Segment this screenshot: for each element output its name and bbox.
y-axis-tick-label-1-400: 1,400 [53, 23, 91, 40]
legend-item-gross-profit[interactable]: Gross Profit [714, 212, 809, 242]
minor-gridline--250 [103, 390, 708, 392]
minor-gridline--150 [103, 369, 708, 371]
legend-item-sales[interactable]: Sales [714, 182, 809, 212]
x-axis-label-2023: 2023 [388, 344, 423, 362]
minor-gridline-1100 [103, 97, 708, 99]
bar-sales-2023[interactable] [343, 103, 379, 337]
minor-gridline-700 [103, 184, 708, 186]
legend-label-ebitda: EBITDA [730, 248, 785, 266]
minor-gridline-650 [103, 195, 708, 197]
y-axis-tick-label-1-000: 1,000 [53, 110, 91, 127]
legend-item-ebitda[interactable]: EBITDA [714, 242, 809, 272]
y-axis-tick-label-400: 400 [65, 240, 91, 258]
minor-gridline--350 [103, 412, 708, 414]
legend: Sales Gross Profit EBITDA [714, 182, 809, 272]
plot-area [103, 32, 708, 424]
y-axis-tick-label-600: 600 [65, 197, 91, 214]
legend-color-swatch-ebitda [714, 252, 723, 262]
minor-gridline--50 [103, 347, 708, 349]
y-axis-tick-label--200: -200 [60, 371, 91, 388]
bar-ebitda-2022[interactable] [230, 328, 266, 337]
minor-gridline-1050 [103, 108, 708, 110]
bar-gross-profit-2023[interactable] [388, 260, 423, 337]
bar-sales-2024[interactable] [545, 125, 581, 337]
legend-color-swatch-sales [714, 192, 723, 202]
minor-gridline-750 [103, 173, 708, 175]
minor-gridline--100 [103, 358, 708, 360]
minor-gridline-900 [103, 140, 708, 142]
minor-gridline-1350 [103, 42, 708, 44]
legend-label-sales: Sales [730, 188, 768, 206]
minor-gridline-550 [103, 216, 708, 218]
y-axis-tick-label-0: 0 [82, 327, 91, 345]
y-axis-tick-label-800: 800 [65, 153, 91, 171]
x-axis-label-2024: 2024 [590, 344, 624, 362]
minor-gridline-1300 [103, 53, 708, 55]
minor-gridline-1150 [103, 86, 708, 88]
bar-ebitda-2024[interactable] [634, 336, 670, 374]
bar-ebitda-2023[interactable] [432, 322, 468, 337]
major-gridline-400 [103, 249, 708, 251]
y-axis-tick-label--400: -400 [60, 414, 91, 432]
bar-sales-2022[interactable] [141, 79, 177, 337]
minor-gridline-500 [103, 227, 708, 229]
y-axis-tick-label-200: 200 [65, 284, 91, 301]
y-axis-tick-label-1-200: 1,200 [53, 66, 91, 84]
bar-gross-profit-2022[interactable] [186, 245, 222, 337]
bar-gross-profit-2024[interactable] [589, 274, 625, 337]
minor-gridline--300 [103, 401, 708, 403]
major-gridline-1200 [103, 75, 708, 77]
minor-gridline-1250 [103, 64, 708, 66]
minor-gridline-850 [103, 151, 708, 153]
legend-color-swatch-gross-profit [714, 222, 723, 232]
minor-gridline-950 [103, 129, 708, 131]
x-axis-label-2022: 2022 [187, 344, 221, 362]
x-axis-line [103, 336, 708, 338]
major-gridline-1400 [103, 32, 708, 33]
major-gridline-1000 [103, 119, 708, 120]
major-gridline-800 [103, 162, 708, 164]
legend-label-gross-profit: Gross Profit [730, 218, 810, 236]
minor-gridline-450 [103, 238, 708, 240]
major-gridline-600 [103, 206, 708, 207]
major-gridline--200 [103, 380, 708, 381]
..........
Could you render every line of the listing above as a JSON list of strings, one string per line, with blank lines omitted?

[
  "Segment this screenshot: for each element output its name and bbox.",
  "y-axis-tick-label-1-400: 1,400 [53, 23, 91, 40]",
  "legend-item-gross-profit[interactable]: Gross Profit [714, 212, 809, 242]",
  "minor-gridline--250 [103, 390, 708, 392]",
  "minor-gridline--150 [103, 369, 708, 371]",
  "legend-item-sales[interactable]: Sales [714, 182, 809, 212]",
  "x-axis-label-2023: 2023 [388, 344, 423, 362]",
  "minor-gridline-1100 [103, 97, 708, 99]",
  "bar-sales-2023[interactable] [343, 103, 379, 337]",
  "minor-gridline-700 [103, 184, 708, 186]",
  "legend-label-ebitda: EBITDA [730, 248, 785, 266]",
  "minor-gridline-650 [103, 195, 708, 197]",
  "y-axis-tick-label-1-000: 1,000 [53, 110, 91, 127]",
  "legend-item-ebitda[interactable]: EBITDA [714, 242, 809, 272]",
  "y-axis-tick-label-400: 400 [65, 240, 91, 258]",
  "minor-gridline--350 [103, 412, 708, 414]",
  "legend: Sales Gross Profit EBITDA [714, 182, 809, 272]",
  "plot-area [103, 32, 708, 424]",
  "y-axis-tick-label-600: 600 [65, 197, 91, 214]",
  "legend-color-swatch-ebitda [714, 252, 723, 262]",
  "minor-gridline--50 [103, 347, 708, 349]",
  "y-axis-tick-label--200: -200 [60, 371, 91, 388]",
  "bar-ebitda-2022[interactable] [230, 328, 266, 337]",
  "minor-gridline-1050 [103, 108, 708, 110]",
  "bar-gross-profit-2023[interactable] [388, 260, 423, 337]",
  "bar-sales-2024[interactable] [545, 125, 581, 337]",
  "legend-color-swatch-sales [714, 192, 723, 202]",
  "minor-gridline-750 [103, 173, 708, 175]",
  "minor-gridline--100 [103, 358, 708, 360]",
  "minor-gridline-900 [103, 140, 708, 142]",
  "minor-gridline-1350 [103, 42, 708, 44]",
  "legend-label-sales: Sales [730, 188, 768, 206]",
  "minor-gridline-550 [103, 216, 708, 218]",
  "y-axis-tick-label-0: 0 [82, 327, 91, 345]",
  "y-axis-tick-label-800: 800 [65, 153, 91, 171]",
  "x-axis-label-2024: 2024 [590, 344, 624, 362]",
  "minor-gridline-1300 [103, 53, 708, 55]",
  "minor-gridline-1150 [103, 86, 708, 88]",
  "bar-ebitda-2024[interactable] [634, 336, 670, 374]",
  "bar-ebitda-2023[interactable] [432, 322, 468, 337]",
  "major-gridline-400 [103, 249, 708, 251]",
  "y-axis-tick-label--400: -400 [60, 414, 91, 432]",
  "bar-sales-2022[interactable] [141, 79, 177, 337]",
  "minor-gridline-500 [103, 227, 708, 229]",
  "y-axis-tick-label-200: 200 [65, 284, 91, 301]",
  "y-axis-tick-label-1-200: 1,200 [53, 66, 91, 84]",
  "bar-gross-profit-2022[interactable] [186, 245, 222, 337]",
  "bar-gross-profit-2024[interactable] [589, 274, 625, 337]",
  "minor-gridline--300 [103, 401, 708, 403]",
  "major-gridline-1200 [103, 75, 708, 77]",
  "minor-gridline-1250 [103, 64, 708, 66]",
  "minor-gridline-850 [103, 151, 708, 153]",
  "legend-color-swatch-gross-profit [714, 222, 723, 232]",
  "minor-gridline-950 [103, 129, 708, 131]",
  "x-axis-label-2022: 2022 [187, 344, 221, 362]",
  "x-axis-line [103, 336, 708, 338]",
  "major-gridline-1400 [103, 32, 708, 33]",
  "major-gridline-1000 [103, 119, 708, 120]",
  "major-gridline-800 [103, 162, 708, 164]",
  "legend-label-gross-profit: Gross Profit [730, 218, 810, 236]",
  "minor-gridline-450 [103, 238, 708, 240]",
  "major-gridline-600 [103, 206, 708, 207]",
  "major-gridline--200 [103, 380, 708, 381]"
]